Task to complete: All of the material below is to be returned exactly.

Exercise inputs:
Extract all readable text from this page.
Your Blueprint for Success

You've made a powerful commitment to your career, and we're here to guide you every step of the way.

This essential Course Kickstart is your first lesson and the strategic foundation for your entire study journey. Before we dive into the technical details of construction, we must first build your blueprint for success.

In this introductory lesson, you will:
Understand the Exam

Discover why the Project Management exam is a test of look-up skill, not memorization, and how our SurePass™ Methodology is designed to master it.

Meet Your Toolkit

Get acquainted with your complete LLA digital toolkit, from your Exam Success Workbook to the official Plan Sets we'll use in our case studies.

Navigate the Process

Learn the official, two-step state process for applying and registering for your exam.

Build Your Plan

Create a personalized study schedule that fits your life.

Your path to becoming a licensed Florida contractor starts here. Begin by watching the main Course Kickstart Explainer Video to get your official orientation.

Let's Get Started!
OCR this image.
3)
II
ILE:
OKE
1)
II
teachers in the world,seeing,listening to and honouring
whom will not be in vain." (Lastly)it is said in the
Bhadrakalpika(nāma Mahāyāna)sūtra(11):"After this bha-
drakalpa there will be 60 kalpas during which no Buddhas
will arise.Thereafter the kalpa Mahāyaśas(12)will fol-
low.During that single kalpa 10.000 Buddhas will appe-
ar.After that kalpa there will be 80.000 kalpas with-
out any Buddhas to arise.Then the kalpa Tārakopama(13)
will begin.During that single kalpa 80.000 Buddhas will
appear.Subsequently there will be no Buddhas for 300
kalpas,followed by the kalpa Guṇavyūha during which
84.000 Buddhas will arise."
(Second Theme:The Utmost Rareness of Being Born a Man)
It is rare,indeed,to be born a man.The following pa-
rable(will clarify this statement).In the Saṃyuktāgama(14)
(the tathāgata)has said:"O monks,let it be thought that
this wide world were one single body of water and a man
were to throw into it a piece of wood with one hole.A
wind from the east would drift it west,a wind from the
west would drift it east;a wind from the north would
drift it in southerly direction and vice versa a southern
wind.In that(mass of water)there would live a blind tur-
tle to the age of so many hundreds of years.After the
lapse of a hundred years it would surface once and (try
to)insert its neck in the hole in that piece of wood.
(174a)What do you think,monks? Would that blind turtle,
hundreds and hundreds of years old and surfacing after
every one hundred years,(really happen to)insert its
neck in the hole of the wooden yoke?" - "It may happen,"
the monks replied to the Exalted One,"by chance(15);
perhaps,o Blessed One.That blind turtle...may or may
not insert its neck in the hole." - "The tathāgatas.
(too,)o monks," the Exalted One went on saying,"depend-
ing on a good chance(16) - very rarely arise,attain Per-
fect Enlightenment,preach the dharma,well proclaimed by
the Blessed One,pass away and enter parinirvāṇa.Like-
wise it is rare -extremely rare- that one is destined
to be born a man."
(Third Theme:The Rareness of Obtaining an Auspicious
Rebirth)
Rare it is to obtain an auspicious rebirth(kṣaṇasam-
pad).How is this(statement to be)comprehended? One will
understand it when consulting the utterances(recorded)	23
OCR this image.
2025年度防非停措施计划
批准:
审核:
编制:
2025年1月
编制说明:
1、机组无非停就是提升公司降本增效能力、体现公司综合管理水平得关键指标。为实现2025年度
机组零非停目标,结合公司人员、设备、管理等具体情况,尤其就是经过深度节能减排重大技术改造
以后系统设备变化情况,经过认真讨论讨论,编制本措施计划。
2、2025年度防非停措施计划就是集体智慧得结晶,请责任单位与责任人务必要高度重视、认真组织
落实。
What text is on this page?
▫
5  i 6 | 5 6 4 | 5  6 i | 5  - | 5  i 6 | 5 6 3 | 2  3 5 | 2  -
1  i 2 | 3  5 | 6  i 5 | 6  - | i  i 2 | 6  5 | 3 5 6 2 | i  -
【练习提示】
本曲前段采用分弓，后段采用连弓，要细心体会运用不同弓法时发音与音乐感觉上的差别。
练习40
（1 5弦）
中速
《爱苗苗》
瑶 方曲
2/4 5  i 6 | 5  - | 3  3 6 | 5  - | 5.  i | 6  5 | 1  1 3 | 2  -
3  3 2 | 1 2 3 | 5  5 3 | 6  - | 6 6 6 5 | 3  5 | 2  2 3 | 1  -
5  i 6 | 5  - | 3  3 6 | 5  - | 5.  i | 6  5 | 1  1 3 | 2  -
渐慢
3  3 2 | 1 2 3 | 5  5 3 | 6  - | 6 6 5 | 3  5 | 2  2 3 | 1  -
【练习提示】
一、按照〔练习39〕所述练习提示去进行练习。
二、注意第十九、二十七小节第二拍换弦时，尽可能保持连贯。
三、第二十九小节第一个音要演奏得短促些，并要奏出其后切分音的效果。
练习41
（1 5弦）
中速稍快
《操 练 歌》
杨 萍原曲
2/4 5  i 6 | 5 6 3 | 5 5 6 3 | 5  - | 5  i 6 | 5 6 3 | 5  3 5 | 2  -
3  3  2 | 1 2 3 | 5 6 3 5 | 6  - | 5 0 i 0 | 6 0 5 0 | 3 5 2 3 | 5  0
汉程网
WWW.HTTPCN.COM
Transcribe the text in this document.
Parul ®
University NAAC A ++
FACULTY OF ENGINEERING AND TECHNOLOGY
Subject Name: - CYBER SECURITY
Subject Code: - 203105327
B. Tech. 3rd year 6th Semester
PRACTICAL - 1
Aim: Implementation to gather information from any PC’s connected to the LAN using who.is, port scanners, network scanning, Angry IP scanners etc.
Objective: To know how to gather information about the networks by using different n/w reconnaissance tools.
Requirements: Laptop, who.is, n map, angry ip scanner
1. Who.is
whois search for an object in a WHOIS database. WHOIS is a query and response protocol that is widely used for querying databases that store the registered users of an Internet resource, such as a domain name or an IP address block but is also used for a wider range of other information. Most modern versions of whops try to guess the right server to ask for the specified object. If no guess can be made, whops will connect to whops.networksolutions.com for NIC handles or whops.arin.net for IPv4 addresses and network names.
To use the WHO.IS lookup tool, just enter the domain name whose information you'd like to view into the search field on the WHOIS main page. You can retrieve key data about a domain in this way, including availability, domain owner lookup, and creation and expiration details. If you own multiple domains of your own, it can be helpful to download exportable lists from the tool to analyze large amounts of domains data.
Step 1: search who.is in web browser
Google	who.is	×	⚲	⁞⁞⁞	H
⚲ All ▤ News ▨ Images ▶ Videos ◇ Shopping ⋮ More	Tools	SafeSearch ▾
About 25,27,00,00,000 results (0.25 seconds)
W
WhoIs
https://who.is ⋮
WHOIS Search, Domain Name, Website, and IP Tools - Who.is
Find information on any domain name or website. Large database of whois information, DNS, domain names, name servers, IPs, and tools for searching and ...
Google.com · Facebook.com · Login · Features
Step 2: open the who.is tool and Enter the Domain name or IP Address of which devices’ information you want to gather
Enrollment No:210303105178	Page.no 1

Correct result:
Extract all readable text from this page.
Your Blueprint for Success

You've made a powerful commitment to your career, and we're here to guide you every step of the way.

This essential Course Kickstart is your first lesson and the strategic foundation for your entire study journey. Before we dive into the technical details of construction, we must first build your blueprint for success.

In this introductory lesson, you will:
Understand the Exam

Discover why the Project Management exam is a test of look-up skill, not memorization, and how our SurePass™ Methodology is designed to master it.

Meet Your Toolkit

Get acquainted with your complete LLA digital toolkit, from your Exam Success Workbook to the official Plan Sets we'll use in our case studies.

Navigate the Process

Learn the official, two-step state process for applying and registering for your exam.

Build Your Plan

Create a personalized study schedule that fits your life.

Your path to becoming a licensed Florida contractor starts here. Begin by watching the main Course Kickstart Explainer Video to get your official orientation.

Let's Get Started!
OCR this image.
3)
II
ILE:
OKE
1)
II
teachers in the world,seeing,listening to and honouring
whom will not be in vain." (Lastly)it is said in the
Bhadrakalpika(nāma Mahāyāna)sūtra(11):"After this bha-
drakalpa there will be 60 kalpas during which no Buddhas
will arise.Thereafter the kalpa Mahāyaśas(12)will fol-
low.During that single kalpa 10.000 Buddhas will appe-
ar.After that kalpa there will be 80.000 kalpas with-
out any Buddhas to arise.Then the kalpa Tārakopama(13)
will begin.During that single kalpa 80.000 Buddhas will
appear.Subsequently there will be no Buddhas for 300
kalpas,followed by the kalpa Guṇavyūha during which
84.000 Buddhas will arise."
(Second Theme:The Utmost Rareness of Being Born a Man)
It is rare,indeed,to be born a man.The following pa-
rable(will clarify this statement).In the Saṃyuktāgama(14)
(the tathāgata)has said:"O monks,let it be thought that
this wide world were one single body of water and a man
were to throw into it a piece of wood with one hole.A
wind from the east would drift it west,a wind from the
west would drift it east;a wind from the north would
drift it in southerly direction and vice versa a southern
wind.In that(mass of water)there would live a blind tur-
tle to the age of so many hundreds of years.After the
lapse of a hundred years it would surface once and (try
to)insert its neck in the hole in that piece of wood.
(174a)What do you think,monks? Would that blind turtle,
hundreds and hundreds of years old and surfacing after
every one hundred years,(really happen to)insert its
neck in the hole of the wooden yoke?" - "It may happen,"
the monks replied to the Exalted One,"by chance(15);
perhaps,o Blessed One.That blind turtle...may or may
not insert its neck in the hole." - "The tathāgatas.
(too,)o monks," the Exalted One went on saying,"depend-
ing on a good chance(16) - very rarely arise,attain Per-
fect Enlightenment,preach the dharma,well proclaimed by
the Blessed One,pass away and enter parinirvāṇa.Like-
wise it is rare -extremely rare- that one is destined
to be born a man."
(Third Theme:The Rareness of Obtaining an Auspicious
Rebirth)
Rare it is to obtain an auspicious rebirth(kṣaṇasam-
pad).How is this(statement to be)comprehended? One will
understand it when consulting the utterances(recorded)	23
OCR this image.
2025年度防非停措施计划
批准:
审核:
编制:
2025年1月
编制说明:
1、机组无非停就是提升公司降本增效能力、体现公司综合管理水平得关键指标。为实现2025年度
机组零非停目标,结合公司人员、设备、管理等具体情况,尤其就是经过深度节能减排重大技术改造
以后系统设备变化情况,经过认真讨论讨论,编制本措施计划。
2、2025年度防非停措施计划就是集体智慧得结晶,请责任单位与责任人务必要高度重视、认真组织
落实。
What text is on this page?
▫
5  i 6 | 5 6 4 | 5  6 i | 5  - | 5  i 6 | 5 6 3 | 2  3 5 | 2  -
1  i 2 | 3  5 | 6  i 5 | 6  - | i  i 2 | 6  5 | 3 5 6 2 | i  -
【练习提示】
本曲前段采用分弓，后段采用连弓，要细心体会运用不同弓法时发音与音乐感觉上的差别。
练习40
（1 5弦）
中速
《爱苗苗》
瑶 方曲
2/4 5  i 6 | 5  - | 3  3 6 | 5  - | 5.  i | 6  5 | 1  1 3 | 2  -
3  3 2 | 1 2 3 | 5  5 3 | 6  - | 6 6 6 5 | 3  5 | 2  2 3 | 1  -
5  i 6 | 5  - | 3  3 6 | 5  - | 5.  i | 6  5 | 1  1 3 | 2  -
渐慢
3  3 2 | 1 2 3 | 5  5 3 | 6  - | 6 6 5 | 3  5 | 2  2 3 | 1  -
【练习提示】
一、按照〔练习39〕所述练习提示去进行练习。
二、注意第十九、二十七小节第二拍换弦时，尽可能保持连贯。
三、第二十九小节第一个音要演奏得短促些，并要奏出其后切分音的效果。
练习41
（1 5弦）
中速稍快
《操 练 歌》
杨 萍原曲
2/4 5  i 6 | 5 6 3 | 5 5 6 3 | 5  - | 5  i 6 | 5 6 3 | 5  3 5 | 2  -
3  3  2 | 1 2 3 | 5 6 3 5 | 6  - | 5 0 i 0 | 6 0 5 0 | 3 5 2 3 | 5  0
汉程网
WWW.HTTPCN.COM
Transcribe the text in this document.
Parul ®
University NAAC A ++
FACULTY OF ENGINEERING AND TECHNOLOGY
Subject Name: - CYBER SECURITY
Subject Code: - 203105327
B. Tech. 3rd year 6th Semester
PRACTICAL - 1
Aim: Implementation to gather information from any PC’s connected to the LAN using who.is, port scanners, network scanning, Angry IP scanners etc.
Objective: To know how to gather information about the networks by using different n/w reconnaissance tools.
Requirements: Laptop, who.is, n map, angry ip scanner
1. Who.is
whois search for an object in a WHOIS database. WHOIS is a query and response protocol that is widely used for querying databases that store the registered users of an Internet resource, such as a domain name or an IP address block but is also used for a wider range of other information. Most modern versions of whops try to guess the right server to ask for the specified object. If no guess can be made, whops will connect to whops.networksolutions.com for NIC handles or whops.arin.net for IPv4 addresses and network names.
To use the WHO.IS lookup tool, just enter the domain name whose information you'd like to view into the search field on the WHOIS main page. You can retrieve key data about a domain in this way, including availability, domain owner lookup, and creation and expiration details. If you own multiple domains of your own, it can be helpful to download exportable lists from the tool to analyze large amounts of domains data.
Step 1: search who.is in web browser
Google	who.is	×	⚲	⁞⁞⁞	H
⚲ All ▤ News ▨ Images ▶ Videos ◇ Shopping ⋮ More	Tools	SafeSearch ▾
About 25,27,00,00,000 results (0.25 seconds)
W
WhoIs
https://who.is ⋮
WHOIS Search, Domain Name, Website, and IP Tools - Who.is
Find information on any domain name or website. Large database of whois information, DNS, domain names, name servers, IPs, and tools for searching and ...
Google.com · Facebook.com · Login · Features
Step 2: open the who.is tool and Enter the Domain name or IP Address of which devices’ information you want to gather
Enrollment No:210303105178	Page.no 1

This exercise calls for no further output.